Dataset listings of figures
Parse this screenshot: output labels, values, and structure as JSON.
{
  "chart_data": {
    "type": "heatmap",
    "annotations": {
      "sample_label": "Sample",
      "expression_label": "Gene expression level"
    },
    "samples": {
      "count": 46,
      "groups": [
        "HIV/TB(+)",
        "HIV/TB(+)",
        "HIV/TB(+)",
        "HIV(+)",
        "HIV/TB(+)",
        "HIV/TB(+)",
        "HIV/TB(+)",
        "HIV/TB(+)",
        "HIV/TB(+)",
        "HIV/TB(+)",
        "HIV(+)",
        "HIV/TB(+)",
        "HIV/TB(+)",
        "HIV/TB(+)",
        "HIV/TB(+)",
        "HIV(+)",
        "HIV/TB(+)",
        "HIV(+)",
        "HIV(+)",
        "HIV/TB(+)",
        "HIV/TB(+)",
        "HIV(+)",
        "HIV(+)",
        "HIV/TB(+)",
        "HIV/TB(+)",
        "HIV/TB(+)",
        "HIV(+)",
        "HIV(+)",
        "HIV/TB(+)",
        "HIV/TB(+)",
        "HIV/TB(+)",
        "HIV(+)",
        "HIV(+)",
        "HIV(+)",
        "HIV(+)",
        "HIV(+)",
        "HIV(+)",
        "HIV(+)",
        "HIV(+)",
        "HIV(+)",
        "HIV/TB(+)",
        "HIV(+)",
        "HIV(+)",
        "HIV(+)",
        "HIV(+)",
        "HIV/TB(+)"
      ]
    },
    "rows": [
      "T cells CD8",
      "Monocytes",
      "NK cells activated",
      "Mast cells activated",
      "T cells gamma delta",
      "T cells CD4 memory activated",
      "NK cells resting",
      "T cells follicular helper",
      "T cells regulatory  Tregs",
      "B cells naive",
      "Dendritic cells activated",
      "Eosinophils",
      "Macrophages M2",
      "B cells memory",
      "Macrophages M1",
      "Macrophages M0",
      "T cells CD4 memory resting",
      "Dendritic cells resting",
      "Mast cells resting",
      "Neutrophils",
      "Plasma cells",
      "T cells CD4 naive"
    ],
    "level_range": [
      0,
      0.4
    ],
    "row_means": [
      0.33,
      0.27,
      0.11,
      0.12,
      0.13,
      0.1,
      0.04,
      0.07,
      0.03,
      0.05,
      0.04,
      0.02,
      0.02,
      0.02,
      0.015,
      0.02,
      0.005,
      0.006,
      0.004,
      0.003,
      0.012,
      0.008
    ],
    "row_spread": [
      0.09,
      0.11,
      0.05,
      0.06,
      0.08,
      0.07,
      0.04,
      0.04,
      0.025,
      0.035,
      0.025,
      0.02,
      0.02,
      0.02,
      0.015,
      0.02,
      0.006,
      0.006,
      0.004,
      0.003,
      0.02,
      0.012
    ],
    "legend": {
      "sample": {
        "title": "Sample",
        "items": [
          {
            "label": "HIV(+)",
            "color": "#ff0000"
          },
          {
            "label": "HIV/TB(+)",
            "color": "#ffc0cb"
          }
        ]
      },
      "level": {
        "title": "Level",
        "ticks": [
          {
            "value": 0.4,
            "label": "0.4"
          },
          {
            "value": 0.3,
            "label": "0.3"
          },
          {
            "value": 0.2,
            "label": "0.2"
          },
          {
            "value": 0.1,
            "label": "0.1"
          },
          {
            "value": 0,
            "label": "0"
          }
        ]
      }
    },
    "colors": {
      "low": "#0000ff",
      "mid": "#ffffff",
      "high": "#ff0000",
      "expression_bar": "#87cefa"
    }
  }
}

» Work required:
When you answer, repeat each entry exactly as it appears above.

» Exercise result:
Parse this screenshot: output labels, values, and structure as JSON.
{
  "chart_data": {
    "type": "heatmap",
    "annotations": {
      "sample_label": "Sample",
      "expression_label": "Gene expression level"
    },
    "samples": {
      "count": 46,
      "groups": [
        "HIV/TB(+)",
        "HIV/TB(+)",
        "HIV/TB(+)",
        "HIV(+)",
        "HIV/TB(+)",
        "HIV/TB(+)",
        "HIV/TB(+)",
        "HIV/TB(+)",
        "HIV/TB(+)",
        "HIV/TB(+)",
        "HIV(+)",
        "HIV/TB(+)",
        "HIV/TB(+)",
        "HIV/TB(+)",
        "HIV/TB(+)",
        "HIV(+)",
        "HIV/TB(+)",
        "HIV(+)",
        "HIV(+)",
        "HIV/TB(+)",
        "HIV/TB(+)",
        "HIV(+)",
        "HIV(+)",
        "HIV/TB(+)",
        "HIV/TB(+)",
        "HIV/TB(+)",
        "HIV(+)",
        "HIV(+)",
        "HIV/TB(+)",
        "HIV/TB(+)",
        "HIV/TB(+)",
        "HIV(+)",
        "HIV(+)",
        "HIV(+)",
        "HIV(+)",
        "HIV(+)",
        "HIV(+)",
        "HIV(+)",
        "HIV(+)",
        "HIV(+)",
        "HIV/TB(+)",
        "HIV(+)",
        "HIV(+)",
        "HIV(+)",
        "HIV(+)",
        "HIV/TB(+)"
      ]
    },
    "rows": [
      "T cells CD8",
      "Monocytes",
      "NK cells activated",
      "Mast cells activated",
      "T cells gamma delta",
      "T cells CD4 memory activated",
      "NK cells resting",
      "T cells follicular helper",
      "T cells regulatory  Tregs",
      "B cells naive",
      "Dendritic cells activated",
      "Eosinophils",
      "Macrophages M2",
      "B cells memory",
      "Macrophages M1",
      "Macrophages M0",
      "T cells CD4 memory resting",
      "Dendritic cells resting",
      "Mast cells resting",
      "Neutrophils",
      "Plasma cells",
      "T cells CD4 naive"
    ],
    "level_range": [
      0,
      0.4
    ],
    "row_means": [
      0.33,
      0.27,
      0.11,
      0.12,
      0.13,
      0.1,
      0.04,
      0.07,
      0.03,
      0.05,
      0.04,
      0.02,
      0.02,
      0.02,
      0.015,
      0.02,
      0.005,
      0.006,
      0.004,
      0.003,
      0.012,
      0.008
    ],
    "row_spread": [
      0.09,
      0.11,
      0.05,
      0.06,
      0.08,
      0.07,
      0.04,
      0.04,
      0.025,
      0.035,
      0.025,
      0.02,
      0.02,
      0.02,
      0.015,
      0.02,
      0.006,
      0.006,
      0.004,
      0.003,
      0.02,
      0.012
    ],
    "legend": {
      "sample": {
        "title": "Sample",
        "items": [
          {
            "label": "HIV(+)",
            "color": "#ff0000"
          },
          {
            "label": "HIV/TB(+)",
            "color": "#ffc0cb"
          }
        ]
      },
      "level": {
        "title": "Level",
        "ticks": [
          {
            "value": 0.4,
            "label": "0.4"
          },
          {
            "value": 0.3,
            "label": "0.3"
          },
          {
            "value": 0.2,
            "label": "0.2"
          },
          {
            "value": 0.1,
            "label": "0.1"
          },
          {
            "value": 0,
            "label": "0"
          }
        ]
      }
    },
    "colors": {
      "low": "#0000ff",
      "mid": "#ffffff",
      "high": "#ff0000",
      "expression_bar": "#87cefa"
    }
  }
}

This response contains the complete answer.